**Objective**
Copy the lines holding the word "marker", all of them.

*** Material supplied

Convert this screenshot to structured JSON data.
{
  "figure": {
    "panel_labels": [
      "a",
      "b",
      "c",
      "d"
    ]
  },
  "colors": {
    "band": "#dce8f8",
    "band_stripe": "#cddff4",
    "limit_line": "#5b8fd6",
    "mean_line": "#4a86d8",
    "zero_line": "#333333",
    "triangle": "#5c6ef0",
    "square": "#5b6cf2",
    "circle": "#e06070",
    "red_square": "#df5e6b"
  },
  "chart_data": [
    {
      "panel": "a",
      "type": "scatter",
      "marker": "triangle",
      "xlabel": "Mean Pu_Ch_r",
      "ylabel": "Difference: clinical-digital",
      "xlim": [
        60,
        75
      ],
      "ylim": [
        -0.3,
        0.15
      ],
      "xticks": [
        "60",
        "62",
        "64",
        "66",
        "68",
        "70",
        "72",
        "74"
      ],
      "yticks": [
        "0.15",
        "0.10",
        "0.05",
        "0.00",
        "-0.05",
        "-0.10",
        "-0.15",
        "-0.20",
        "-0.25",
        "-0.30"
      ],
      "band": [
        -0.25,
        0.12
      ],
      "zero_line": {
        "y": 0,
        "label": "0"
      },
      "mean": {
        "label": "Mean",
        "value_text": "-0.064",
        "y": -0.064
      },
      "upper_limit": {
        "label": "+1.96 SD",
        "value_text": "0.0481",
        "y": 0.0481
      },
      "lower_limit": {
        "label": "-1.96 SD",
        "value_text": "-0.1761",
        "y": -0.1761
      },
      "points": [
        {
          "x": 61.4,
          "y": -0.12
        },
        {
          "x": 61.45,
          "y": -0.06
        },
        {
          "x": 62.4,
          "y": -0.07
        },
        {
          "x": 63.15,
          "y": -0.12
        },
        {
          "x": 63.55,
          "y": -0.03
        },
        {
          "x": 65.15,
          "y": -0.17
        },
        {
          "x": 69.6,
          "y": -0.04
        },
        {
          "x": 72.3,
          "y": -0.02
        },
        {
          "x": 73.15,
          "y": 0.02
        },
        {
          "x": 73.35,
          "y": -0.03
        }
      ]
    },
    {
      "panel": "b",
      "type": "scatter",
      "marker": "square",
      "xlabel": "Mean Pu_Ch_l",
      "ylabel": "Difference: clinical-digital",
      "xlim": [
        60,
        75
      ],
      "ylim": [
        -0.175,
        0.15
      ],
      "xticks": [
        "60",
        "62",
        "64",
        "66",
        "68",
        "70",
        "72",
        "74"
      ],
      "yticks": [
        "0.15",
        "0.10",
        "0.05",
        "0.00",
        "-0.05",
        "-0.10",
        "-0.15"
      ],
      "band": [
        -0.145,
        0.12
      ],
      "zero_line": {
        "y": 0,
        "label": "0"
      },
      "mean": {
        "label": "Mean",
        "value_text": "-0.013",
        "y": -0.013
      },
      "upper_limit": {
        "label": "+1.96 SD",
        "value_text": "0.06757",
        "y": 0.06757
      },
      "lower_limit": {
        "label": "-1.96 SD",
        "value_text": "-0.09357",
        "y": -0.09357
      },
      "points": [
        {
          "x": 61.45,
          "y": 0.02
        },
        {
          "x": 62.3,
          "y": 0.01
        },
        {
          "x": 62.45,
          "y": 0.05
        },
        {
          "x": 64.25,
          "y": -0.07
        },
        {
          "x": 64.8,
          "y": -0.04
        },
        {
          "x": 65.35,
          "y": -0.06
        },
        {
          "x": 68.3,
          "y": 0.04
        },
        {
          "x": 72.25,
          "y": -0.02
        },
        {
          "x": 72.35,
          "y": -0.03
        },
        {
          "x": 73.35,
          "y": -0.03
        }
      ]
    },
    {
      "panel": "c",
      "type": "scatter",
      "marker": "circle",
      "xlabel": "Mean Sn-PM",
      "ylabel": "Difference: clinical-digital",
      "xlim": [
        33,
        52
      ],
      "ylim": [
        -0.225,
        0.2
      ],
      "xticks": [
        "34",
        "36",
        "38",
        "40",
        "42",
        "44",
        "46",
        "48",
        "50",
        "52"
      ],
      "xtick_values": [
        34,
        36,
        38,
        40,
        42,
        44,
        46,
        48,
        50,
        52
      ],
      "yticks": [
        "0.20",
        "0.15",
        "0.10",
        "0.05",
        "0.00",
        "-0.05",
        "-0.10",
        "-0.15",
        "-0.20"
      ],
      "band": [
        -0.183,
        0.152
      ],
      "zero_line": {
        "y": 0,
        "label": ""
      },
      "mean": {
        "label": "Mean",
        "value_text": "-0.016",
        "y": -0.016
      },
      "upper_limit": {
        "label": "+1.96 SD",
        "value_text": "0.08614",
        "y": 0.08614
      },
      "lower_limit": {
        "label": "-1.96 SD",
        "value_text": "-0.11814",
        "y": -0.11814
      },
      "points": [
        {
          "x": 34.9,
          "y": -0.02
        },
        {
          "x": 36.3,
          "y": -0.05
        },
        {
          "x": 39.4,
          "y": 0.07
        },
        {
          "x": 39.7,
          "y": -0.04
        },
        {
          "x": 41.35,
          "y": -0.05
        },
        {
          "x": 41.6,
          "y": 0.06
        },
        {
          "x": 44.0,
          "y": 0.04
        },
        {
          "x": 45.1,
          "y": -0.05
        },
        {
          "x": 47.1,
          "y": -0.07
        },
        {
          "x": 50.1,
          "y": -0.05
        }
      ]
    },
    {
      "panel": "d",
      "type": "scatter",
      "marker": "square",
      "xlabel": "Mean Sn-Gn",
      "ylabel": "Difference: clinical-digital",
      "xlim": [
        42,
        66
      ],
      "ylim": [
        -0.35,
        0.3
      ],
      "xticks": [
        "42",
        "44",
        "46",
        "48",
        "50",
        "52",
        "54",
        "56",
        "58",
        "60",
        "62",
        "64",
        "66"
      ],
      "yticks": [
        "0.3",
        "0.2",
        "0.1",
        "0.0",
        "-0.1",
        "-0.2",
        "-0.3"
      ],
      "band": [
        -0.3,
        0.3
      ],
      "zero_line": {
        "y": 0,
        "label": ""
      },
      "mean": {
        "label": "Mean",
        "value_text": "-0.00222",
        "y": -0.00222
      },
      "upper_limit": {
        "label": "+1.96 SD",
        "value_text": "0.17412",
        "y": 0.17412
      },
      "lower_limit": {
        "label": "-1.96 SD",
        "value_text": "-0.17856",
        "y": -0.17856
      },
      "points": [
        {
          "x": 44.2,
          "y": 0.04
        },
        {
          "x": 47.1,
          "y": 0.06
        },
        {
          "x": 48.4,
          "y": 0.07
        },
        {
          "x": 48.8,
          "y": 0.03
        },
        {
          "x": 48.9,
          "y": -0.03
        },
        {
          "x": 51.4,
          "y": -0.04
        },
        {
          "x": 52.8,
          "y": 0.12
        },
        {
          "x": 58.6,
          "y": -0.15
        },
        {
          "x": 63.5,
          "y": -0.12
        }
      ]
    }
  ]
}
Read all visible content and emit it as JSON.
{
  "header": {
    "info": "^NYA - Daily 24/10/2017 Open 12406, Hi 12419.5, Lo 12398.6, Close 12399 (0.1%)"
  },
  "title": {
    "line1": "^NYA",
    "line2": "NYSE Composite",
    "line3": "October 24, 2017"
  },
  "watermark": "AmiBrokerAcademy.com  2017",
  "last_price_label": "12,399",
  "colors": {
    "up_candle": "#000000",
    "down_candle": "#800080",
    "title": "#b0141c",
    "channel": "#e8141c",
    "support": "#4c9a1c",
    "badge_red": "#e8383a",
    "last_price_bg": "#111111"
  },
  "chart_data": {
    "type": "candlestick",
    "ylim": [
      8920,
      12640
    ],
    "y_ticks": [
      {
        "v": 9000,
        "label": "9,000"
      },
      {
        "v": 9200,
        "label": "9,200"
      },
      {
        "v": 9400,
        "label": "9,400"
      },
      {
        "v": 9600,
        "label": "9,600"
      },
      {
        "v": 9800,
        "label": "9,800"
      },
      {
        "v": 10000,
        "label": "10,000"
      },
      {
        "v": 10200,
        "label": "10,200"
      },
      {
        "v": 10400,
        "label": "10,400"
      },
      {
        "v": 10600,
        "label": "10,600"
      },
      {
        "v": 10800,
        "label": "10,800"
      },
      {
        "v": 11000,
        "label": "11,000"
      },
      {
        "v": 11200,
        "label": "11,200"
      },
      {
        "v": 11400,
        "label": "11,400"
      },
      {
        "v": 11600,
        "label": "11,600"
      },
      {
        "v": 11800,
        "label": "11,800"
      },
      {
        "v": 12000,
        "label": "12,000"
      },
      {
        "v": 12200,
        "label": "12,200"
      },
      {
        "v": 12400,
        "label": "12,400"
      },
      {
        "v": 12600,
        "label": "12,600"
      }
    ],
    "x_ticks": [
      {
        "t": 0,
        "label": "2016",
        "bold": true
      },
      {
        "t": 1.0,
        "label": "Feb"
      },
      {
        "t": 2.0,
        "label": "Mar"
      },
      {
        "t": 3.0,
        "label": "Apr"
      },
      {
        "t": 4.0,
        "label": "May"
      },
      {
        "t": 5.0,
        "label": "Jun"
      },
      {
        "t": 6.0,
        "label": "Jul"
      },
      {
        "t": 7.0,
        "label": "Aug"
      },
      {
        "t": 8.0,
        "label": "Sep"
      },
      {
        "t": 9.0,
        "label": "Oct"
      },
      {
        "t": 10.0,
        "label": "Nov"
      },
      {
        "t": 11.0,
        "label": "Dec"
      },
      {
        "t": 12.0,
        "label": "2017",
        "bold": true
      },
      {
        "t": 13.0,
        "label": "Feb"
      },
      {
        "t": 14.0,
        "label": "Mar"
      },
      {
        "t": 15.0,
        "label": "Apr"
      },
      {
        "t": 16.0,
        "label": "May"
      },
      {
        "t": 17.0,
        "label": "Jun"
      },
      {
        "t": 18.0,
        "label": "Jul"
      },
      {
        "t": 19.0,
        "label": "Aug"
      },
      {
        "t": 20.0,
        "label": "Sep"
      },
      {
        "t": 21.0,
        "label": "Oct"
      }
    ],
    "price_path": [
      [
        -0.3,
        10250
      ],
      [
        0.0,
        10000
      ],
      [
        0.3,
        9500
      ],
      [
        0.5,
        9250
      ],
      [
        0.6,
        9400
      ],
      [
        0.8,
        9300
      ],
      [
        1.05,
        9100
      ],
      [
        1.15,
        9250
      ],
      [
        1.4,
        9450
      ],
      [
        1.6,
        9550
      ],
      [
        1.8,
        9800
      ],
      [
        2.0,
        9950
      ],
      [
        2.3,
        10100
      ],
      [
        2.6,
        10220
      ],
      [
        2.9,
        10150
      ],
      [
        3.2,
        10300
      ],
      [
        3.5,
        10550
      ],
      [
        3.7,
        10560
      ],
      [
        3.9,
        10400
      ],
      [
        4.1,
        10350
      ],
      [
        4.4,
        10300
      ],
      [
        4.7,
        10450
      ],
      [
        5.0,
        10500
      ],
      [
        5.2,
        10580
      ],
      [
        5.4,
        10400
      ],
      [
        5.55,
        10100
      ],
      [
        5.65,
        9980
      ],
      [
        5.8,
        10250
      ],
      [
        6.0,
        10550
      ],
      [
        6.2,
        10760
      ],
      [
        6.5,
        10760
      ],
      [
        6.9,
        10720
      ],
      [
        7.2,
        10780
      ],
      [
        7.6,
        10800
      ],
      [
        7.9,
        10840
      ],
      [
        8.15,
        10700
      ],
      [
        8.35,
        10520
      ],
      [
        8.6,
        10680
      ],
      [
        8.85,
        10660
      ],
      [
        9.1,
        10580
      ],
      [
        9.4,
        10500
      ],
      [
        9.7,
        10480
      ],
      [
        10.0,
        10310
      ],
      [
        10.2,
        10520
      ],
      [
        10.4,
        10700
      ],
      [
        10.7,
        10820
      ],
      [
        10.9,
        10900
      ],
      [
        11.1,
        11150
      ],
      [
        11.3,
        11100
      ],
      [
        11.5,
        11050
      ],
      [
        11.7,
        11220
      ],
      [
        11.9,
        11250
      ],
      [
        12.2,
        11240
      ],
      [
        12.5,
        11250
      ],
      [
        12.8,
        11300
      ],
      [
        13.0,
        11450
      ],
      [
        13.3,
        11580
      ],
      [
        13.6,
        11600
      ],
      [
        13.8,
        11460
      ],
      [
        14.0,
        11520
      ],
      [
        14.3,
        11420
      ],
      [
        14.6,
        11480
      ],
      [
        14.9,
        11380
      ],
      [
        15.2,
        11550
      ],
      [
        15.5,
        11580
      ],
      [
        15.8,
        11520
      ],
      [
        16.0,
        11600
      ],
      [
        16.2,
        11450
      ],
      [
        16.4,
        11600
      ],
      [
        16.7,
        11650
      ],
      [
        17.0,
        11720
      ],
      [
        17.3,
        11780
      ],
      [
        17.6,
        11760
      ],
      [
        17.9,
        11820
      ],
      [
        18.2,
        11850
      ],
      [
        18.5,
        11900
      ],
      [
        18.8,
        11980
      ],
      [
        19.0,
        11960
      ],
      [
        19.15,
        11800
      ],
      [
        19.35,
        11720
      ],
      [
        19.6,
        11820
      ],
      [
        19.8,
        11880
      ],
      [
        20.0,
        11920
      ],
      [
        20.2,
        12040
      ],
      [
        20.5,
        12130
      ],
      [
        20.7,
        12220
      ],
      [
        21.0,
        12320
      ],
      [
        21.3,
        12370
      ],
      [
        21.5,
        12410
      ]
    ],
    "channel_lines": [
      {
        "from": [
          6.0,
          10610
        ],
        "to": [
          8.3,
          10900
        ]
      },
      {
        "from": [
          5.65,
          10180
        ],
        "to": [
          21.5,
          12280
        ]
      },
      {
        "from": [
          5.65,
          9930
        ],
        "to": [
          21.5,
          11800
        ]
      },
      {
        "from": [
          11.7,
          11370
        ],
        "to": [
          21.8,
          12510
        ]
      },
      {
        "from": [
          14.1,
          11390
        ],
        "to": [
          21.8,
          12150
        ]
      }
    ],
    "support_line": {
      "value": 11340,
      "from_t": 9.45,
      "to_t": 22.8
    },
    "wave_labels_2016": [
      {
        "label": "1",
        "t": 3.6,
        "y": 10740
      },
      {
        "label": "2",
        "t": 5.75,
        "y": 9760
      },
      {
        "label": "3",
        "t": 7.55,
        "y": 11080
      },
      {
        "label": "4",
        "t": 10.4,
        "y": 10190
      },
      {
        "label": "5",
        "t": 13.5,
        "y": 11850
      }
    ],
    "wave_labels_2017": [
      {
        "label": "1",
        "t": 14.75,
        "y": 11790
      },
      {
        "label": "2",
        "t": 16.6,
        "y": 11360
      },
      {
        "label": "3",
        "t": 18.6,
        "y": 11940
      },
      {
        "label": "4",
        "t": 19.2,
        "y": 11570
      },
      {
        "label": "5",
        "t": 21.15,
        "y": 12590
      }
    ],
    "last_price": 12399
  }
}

******

**Exercise solution**
      "marker": "triangle",
      "marker": "square",
      "marker": "circle",
      "marker": "square",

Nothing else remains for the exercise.